Items stored from a collection:
/---

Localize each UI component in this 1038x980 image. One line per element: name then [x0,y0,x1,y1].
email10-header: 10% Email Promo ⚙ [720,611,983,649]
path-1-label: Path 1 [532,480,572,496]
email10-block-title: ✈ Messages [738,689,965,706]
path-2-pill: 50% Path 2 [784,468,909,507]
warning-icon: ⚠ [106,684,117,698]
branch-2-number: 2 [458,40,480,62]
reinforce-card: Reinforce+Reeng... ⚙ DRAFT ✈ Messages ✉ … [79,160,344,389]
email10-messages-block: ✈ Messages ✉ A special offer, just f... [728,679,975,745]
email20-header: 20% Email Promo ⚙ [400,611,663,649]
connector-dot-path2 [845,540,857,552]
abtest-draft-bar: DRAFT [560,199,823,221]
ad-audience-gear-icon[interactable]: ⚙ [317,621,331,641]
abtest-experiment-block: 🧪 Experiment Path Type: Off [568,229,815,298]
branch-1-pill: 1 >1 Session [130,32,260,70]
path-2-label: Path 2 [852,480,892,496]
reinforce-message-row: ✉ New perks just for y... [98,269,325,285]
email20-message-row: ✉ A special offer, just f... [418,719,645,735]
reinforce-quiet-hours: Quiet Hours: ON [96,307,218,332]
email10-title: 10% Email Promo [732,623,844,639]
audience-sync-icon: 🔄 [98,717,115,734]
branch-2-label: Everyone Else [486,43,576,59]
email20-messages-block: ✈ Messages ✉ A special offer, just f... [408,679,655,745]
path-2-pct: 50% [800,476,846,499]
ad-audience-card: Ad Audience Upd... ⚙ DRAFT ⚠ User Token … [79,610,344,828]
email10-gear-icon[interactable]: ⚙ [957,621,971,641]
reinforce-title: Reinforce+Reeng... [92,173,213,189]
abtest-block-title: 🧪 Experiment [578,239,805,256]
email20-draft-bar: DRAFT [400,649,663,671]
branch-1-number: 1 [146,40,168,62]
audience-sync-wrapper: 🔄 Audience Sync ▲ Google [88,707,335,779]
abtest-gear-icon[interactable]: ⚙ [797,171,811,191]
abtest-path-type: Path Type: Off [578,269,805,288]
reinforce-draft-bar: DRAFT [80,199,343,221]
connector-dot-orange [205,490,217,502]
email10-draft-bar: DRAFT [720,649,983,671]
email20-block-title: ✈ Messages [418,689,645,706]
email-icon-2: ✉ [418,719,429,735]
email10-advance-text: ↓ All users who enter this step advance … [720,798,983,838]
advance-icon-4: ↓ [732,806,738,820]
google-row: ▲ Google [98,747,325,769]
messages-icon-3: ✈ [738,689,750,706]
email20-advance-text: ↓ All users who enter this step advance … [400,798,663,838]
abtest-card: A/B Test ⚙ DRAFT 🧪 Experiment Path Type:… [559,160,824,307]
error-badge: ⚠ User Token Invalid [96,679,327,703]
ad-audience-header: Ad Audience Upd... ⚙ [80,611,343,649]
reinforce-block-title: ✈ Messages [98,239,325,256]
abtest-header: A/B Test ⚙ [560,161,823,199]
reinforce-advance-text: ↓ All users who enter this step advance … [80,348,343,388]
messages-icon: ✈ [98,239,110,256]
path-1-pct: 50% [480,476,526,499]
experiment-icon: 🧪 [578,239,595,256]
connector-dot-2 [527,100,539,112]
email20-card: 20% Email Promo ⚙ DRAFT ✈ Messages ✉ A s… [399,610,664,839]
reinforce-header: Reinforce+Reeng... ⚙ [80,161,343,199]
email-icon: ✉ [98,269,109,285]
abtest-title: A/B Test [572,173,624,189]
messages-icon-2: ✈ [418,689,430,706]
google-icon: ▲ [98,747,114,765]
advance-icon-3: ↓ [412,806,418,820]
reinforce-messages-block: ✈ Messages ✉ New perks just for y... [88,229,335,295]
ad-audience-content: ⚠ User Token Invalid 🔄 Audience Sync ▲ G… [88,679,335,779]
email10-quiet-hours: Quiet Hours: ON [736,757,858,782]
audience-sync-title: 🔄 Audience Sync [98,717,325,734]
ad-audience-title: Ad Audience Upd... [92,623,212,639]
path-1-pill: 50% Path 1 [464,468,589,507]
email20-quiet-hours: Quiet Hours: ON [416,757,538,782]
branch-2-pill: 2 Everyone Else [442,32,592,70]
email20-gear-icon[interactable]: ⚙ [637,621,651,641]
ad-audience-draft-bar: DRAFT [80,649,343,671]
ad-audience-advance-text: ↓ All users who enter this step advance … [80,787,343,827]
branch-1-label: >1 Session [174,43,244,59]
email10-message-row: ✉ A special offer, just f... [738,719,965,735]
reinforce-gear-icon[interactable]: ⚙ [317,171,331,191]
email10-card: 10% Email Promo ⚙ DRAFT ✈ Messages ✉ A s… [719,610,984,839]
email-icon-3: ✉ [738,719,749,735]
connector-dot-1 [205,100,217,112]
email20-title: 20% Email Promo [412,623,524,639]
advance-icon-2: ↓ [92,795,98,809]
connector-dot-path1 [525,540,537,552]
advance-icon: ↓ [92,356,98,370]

\---

__TO DO__
Return every line of the listing word for word, with nothing changed or left out.

__COMPLETE RESPONSE__
Localize each UI component in this 1038x980 image. One line per element: name then [x0,y0,x1,y1].
email10-header: 10% Email Promo ⚙ [720,611,983,649]
path-1-label: Path 1 [532,480,572,496]
email10-block-title: ✈ Messages [738,689,965,706]
path-2-pill: 50% Path 2 [784,468,909,507]
warning-icon: ⚠ [106,684,117,698]
branch-2-number: 2 [458,40,480,62]
reinforce-card: Reinforce+Reeng... ⚙ DRAFT ✈ Messages ✉ … [79,160,344,389]
email10-messages-block: ✈ Messages ✉ A special offer, just f... [728,679,975,745]
email20-header: 20% Email Promo ⚙ [400,611,663,649]
connector-dot-path2 [845,540,857,552]
abtest-draft-bar: DRAFT [560,199,823,221]
ad-audience-gear-icon[interactable]: ⚙ [317,621,331,641]
abtest-experiment-block: 🧪 Experiment Path Type: Off [568,229,815,298]
branch-1-pill: 1 >1 Session [130,32,260,70]
path-2-label: Path 2 [852,480,892,496]
reinforce-message-row: ✉ New perks just for y... [98,269,325,285]
email20-message-row: ✉ A special offer, just f... [418,719,645,735]
reinforce-quiet-hours: Quiet Hours: ON [96,307,218,332]
email10-title: 10% Email Promo [732,623,844,639]
audience-sync-icon: 🔄 [98,717,115,734]
branch-2-label: Everyone Else [486,43,576,59]
email20-messages-block: ✈ Messages ✉ A special offer, just f... [408,679,655,745]
path-2-pct: 50% [800,476,846,499]
ad-audience-card: Ad Audience Upd... ⚙ DRAFT ⚠ User Token … [79,610,344,828]
email10-gear-icon[interactable]: ⚙ [957,621,971,641]
reinforce-title: Reinforce+Reeng... [92,173,213,189]
abtest-block-title: 🧪 Experiment [578,239,805,256]
email20-draft-bar: DRAFT [400,649,663,671]
branch-1-number: 1 [146,40,168,62]
audience-sync-wrapper: 🔄 Audience Sync ▲ Google [88,707,335,779]
abtest-gear-icon[interactable]: ⚙ [797,171,811,191]
abtest-path-type: Path Type: Off [578,269,805,288]
reinforce-draft-bar: DRAFT [80,199,343,221]
connector-dot-orange [205,490,217,502]
email10-draft-bar: DRAFT [720,649,983,671]
email20-block-title: ✈ Messages [418,689,645,706]
email-icon-2: ✉ [418,719,429,735]
email10-advance-text: ↓ All users who enter this step advance … [720,798,983,838]
advance-icon-4: ↓ [732,806,738,820]
google-row: ▲ Google [98,747,325,769]
messages-icon-3: ✈ [738,689,750,706]
email20-advance-text: ↓ All users who enter this step advance … [400,798,663,838]
abtest-card: A/B Test ⚙ DRAFT 🧪 Experiment Path Type:… [559,160,824,307]
error-badge: ⚠ User Token Invalid [96,679,327,703]
ad-audience-header: Ad Audience Upd... ⚙ [80,611,343,649]
reinforce-block-title: ✈ Messages [98,239,325,256]
abtest-header: A/B Test ⚙ [560,161,823,199]
reinforce-advance-text: ↓ All users who enter this step advance … [80,348,343,388]
messages-icon: ✈ [98,239,110,256]
path-1-pct: 50% [480,476,526,499]
experiment-icon: 🧪 [578,239,595,256]
connector-dot-2 [527,100,539,112]
email20-card: 20% Email Promo ⚙ DRAFT ✈ Messages ✉ A s… [399,610,664,839]
reinforce-header: Reinforce+Reeng... ⚙ [80,161,343,199]
email-icon: ✉ [98,269,109,285]
abtest-title: A/B Test [572,173,624,189]
messages-icon-2: ✈ [418,689,430,706]
google-icon: ▲ [98,747,114,765]
advance-icon-3: ↓ [412,806,418,820]
reinforce-messages-block: ✈ Messages ✉ New perks just for y... [88,229,335,295]
ad-audience-content: ⚠ User Token Invalid 🔄 Audience Sync ▲ G… [88,679,335,779]
email10-quiet-hours: Quiet Hours: ON [736,757,858,782]
audience-sync-title: 🔄 Audience Sync [98,717,325,734]
ad-audience-title: Ad Audience Upd... [92,623,212,639]
path-1-pill: 50% Path 1 [464,468,589,507]
email20-quiet-hours: Quiet Hours: ON [416,757,538,782]
branch-2-pill: 2 Everyone Else [442,32,592,70]
email20-gear-icon[interactable]: ⚙ [637,621,651,641]
ad-audience-draft-bar: DRAFT [80,649,343,671]
ad-audience-advance-text: ↓ All users who enter this step advance … [80,787,343,827]
branch-1-label: >1 Session [174,43,244,59]
email10-message-row: ✉ A special offer, just f... [738,719,965,735]
reinforce-gear-icon[interactable]: ⚙ [317,171,331,191]
email10-card: 10% Email Promo ⚙ DRAFT ✈ Messages ✉ A s… [719,610,984,839]
email-icon-3: ✉ [738,719,749,735]
connector-dot-1 [205,100,217,112]
email20-title: 20% Email Promo [412,623,524,639]
advance-icon-2: ↓ [92,795,98,809]
connector-dot-path1 [525,540,537,552]
advance-icon: ↓ [92,356,98,370]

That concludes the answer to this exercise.